**TASK DETAILS**. Reproduce all of the material word for word.

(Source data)
☆ ☆ ☆ ☆
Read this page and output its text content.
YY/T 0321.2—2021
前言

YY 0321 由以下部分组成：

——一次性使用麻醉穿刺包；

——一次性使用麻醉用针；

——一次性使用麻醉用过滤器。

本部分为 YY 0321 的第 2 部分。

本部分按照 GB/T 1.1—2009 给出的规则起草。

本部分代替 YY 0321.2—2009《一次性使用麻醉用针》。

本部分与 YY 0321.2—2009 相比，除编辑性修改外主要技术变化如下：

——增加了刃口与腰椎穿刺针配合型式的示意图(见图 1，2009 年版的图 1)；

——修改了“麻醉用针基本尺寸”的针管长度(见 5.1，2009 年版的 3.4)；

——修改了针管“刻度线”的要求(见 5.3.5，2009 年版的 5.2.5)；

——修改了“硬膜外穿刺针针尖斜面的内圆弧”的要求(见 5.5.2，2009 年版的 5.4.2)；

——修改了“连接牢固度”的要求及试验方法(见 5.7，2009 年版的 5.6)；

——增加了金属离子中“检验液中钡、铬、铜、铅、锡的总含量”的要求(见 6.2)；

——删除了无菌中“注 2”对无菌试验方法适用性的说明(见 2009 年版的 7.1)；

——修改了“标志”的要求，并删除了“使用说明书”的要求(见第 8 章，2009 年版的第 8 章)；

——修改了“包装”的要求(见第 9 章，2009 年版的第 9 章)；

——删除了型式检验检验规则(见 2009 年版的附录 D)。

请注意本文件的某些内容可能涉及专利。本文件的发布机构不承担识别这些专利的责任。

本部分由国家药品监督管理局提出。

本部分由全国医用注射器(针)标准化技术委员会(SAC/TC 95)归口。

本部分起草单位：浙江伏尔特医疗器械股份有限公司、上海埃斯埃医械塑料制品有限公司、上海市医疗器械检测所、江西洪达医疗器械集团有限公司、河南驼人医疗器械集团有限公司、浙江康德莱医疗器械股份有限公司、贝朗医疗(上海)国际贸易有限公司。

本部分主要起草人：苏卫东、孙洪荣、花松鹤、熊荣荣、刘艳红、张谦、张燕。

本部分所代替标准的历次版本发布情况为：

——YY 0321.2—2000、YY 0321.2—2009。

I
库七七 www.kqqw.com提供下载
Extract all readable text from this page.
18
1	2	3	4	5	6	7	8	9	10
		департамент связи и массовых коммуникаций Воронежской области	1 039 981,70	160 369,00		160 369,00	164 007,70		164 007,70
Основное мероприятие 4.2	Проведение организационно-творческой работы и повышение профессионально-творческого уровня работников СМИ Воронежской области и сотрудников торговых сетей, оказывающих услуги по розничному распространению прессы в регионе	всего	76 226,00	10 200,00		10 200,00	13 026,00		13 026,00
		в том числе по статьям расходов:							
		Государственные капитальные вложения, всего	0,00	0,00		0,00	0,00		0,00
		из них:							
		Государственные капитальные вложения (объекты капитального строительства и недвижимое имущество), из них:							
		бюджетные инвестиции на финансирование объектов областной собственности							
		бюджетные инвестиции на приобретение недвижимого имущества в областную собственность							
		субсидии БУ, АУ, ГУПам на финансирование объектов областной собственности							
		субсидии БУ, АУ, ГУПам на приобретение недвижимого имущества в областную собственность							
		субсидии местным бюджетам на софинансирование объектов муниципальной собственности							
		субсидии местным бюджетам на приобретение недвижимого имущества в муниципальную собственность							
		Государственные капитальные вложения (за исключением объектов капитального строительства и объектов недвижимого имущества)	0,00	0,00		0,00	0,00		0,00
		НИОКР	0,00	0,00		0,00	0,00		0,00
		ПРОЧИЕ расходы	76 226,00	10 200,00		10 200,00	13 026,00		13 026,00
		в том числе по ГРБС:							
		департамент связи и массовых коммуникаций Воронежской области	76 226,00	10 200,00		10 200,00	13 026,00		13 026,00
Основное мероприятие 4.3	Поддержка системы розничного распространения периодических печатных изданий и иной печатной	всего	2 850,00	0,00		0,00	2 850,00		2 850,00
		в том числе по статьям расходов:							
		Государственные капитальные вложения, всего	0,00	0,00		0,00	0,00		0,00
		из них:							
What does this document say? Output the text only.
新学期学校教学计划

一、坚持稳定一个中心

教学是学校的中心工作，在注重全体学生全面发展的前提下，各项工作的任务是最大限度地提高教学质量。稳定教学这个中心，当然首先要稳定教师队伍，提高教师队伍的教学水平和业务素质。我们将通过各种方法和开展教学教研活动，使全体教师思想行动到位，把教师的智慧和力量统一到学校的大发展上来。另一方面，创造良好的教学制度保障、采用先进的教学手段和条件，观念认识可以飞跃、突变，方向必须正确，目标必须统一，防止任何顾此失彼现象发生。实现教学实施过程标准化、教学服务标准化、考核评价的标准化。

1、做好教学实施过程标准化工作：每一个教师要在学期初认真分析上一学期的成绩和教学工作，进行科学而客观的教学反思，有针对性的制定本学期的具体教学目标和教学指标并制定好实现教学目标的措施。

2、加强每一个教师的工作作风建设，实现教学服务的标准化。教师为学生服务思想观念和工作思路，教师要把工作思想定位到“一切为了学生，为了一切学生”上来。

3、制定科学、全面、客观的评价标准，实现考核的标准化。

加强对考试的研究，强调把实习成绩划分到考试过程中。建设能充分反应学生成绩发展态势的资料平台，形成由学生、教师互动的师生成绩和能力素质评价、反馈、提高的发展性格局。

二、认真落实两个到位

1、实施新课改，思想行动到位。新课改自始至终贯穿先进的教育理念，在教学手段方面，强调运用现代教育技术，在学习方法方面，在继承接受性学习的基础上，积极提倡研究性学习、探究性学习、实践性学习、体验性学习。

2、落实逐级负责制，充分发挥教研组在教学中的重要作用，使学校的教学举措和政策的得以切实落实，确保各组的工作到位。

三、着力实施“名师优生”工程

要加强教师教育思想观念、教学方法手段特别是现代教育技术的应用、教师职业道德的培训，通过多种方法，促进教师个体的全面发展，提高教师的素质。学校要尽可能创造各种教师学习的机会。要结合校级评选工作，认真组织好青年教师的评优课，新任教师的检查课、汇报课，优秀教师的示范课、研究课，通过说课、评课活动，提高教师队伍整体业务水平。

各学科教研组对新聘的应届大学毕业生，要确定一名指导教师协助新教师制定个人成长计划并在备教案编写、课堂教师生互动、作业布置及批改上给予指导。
☆ ☆ ☆ ☆
**OUTPUT FOR THIS TASK**.
Read this page and output its text content.
YY/T 0321.2—2021
前言

YY 0321 由以下部分组成：

——一次性使用麻醉穿刺包；

——一次性使用麻醉用针；

——一次性使用麻醉用过滤器。

本部分为 YY 0321 的第 2 部分。

本部分按照 GB/T 1.1—2009 给出的规则起草。

本部分代替 YY 0321.2—2009《一次性使用麻醉用针》。

本部分与 YY 0321.2—2009 相比，除编辑性修改外主要技术变化如下：

——增加了刃口与腰椎穿刺针配合型式的示意图(见图 1，2009 年版的图 1)；

——修改了“麻醉用针基本尺寸”的针管长度(见 5.1，2009 年版的 3.4)；

——修改了针管“刻度线”的要求(见 5.3.5，2009 年版的 5.2.5)；

——修改了“硬膜外穿刺针针尖斜面的内圆弧”的要求(见 5.5.2，2009 年版的 5.4.2)；

——修改了“连接牢固度”的要求及试验方法(见 5.7，2009 年版的 5.6)；

——增加了金属离子中“检验液中钡、铬、铜、铅、锡的总含量”的要求(见 6.2)；

——删除了无菌中“注 2”对无菌试验方法适用性的说明(见 2009 年版的 7.1)；

——修改了“标志”的要求，并删除了“使用说明书”的要求(见第 8 章，2009 年版的第 8 章)；

——修改了“包装”的要求(见第 9 章，2009 年版的第 9 章)；

——删除了型式检验检验规则(见 2009 年版的附录 D)。

请注意本文件的某些内容可能涉及专利。本文件的发布机构不承担识别这些专利的责任。

本部分由国家药品监督管理局提出。

本部分由全国医用注射器(针)标准化技术委员会(SAC/TC 95)归口。

本部分起草单位：浙江伏尔特医疗器械股份有限公司、上海埃斯埃医械塑料制品有限公司、上海市医疗器械检测所、江西洪达医疗器械集团有限公司、河南驼人医疗器械集团有限公司、浙江康德莱医疗器械股份有限公司、贝朗医疗(上海)国际贸易有限公司。

本部分主要起草人：苏卫东、孙洪荣、花松鹤、熊荣荣、刘艳红、张谦、张燕。

本部分所代替标准的历次版本发布情况为：

——YY 0321.2—2000、YY 0321.2—2009。

I
库七七 www.kqqw.com提供下载
Extract all readable text from this page.
18
1	2	3	4	5	6	7	8	9	10
		департамент связи и массовых коммуникаций Воронежской области	1 039 981,70	160 369,00		160 369,00	164 007,70		164 007,70
Основное мероприятие 4.2	Проведение организационно-творческой работы и повышение профессионально-творческого уровня работников СМИ Воронежской области и сотрудников торговых сетей, оказывающих услуги по розничному распространению прессы в регионе	всего	76 226,00	10 200,00		10 200,00	13 026,00		13 026,00
		в том числе по статьям расходов:							
		Государственные капитальные вложения, всего	0,00	0,00		0,00	0,00		0,00
		из них:							
		Государственные капитальные вложения (объекты капитального строительства и недвижимое имущество), из них:							
		бюджетные инвестиции на финансирование объектов областной собственности							
		бюджетные инвестиции на приобретение недвижимого имущества в областную собственность							
		субсидии БУ, АУ, ГУПам на финансирование объектов областной собственности							
		субсидии БУ, АУ, ГУПам на приобретение недвижимого имущества в областную собственность							
		субсидии местным бюджетам на софинансирование объектов муниципальной собственности							
		субсидии местным бюджетам на приобретение недвижимого имущества в муниципальную собственность							
		Государственные капитальные вложения (за исключением объектов капитального строительства и объектов недвижимого имущества)	0,00	0,00		0,00	0,00		0,00
		НИОКР	0,00	0,00		0,00	0,00		0,00
		ПРОЧИЕ расходы	76 226,00	10 200,00		10 200,00	13 026,00		13 026,00
		в том числе по ГРБС:							
		департамент связи и массовых коммуникаций Воронежской области	76 226,00	10 200,00		10 200,00	13 026,00		13 026,00
Основное мероприятие 4.3	Поддержка системы розничного распространения периодических печатных изданий и иной печатной	всего	2 850,00	0,00		0,00	2 850,00		2 850,00
		в том числе по статьям расходов:							
		Государственные капитальные вложения, всего	0,00	0,00		0,00	0,00		0,00
		из них:							
What does this document say? Output the text only.
新学期学校教学计划

一、坚持稳定一个中心

教学是学校的中心工作，在注重全体学生全面发展的前提下，各项工作的任务是最大限度地提高教学质量。稳定教学这个中心，当然首先要稳定教师队伍，提高教师队伍的教学水平和业务素质。我们将通过各种方法和开展教学教研活动，使全体教师思想行动到位，把教师的智慧和力量统一到学校的大发展上来。另一方面，创造良好的教学制度保障、采用先进的教学手段和条件，观念认识可以飞跃、突变，方向必须正确，目标必须统一，防止任何顾此失彼现象发生。实现教学实施过程标准化、教学服务标准化、考核评价的标准化。

1、做好教学实施过程标准化工作：每一个教师要在学期初认真分析上一学期的成绩和教学工作，进行科学而客观的教学反思，有针对性的制定本学期的具体教学目标和教学指标并制定好实现教学目标的措施。

2、加强每一个教师的工作作风建设，实现教学服务的标准化。教师为学生服务思想观念和工作思路，教师要把工作思想定位到“一切为了学生，为了一切学生”上来。

3、制定科学、全面、客观的评价标准，实现考核的标准化。

加强对考试的研究，强调把实习成绩划分到考试过程中。建设能充分反应学生成绩发展态势的资料平台，形成由学生、教师互动的师生成绩和能力素质评价、反馈、提高的发展性格局。

二、认真落实两个到位

1、实施新课改，思想行动到位。新课改自始至终贯穿先进的教育理念，在教学手段方面，强调运用现代教育技术，在学习方法方面，在继承接受性学习的基础上，积极提倡研究性学习、探究性学习、实践性学习、体验性学习。

2、落实逐级负责制，充分发挥教研组在教学中的重要作用，使学校的教学举措和政策的得以切实落实，确保各组的工作到位。

三、着力实施“名师优生”工程

要加强教师教育思想观念、教学方法手段特别是现代教育技术的应用、教师职业道德的培训，通过多种方法，促进教师个体的全面发展，提高教师的素质。学校要尽可能创造各种教师学习的机会。要结合校级评选工作，认真组织好青年教师的评优课，新任教师的检查课、汇报课，优秀教师的示范课、研究课，通过说课、评课活动，提高教师队伍整体业务水平。

各学科教研组对新聘的应届大学毕业生，要确定一名指导教师协助新教师制定个人成长计划并在备教案编写、课堂教师生互动、作业布置及批改上给予指导。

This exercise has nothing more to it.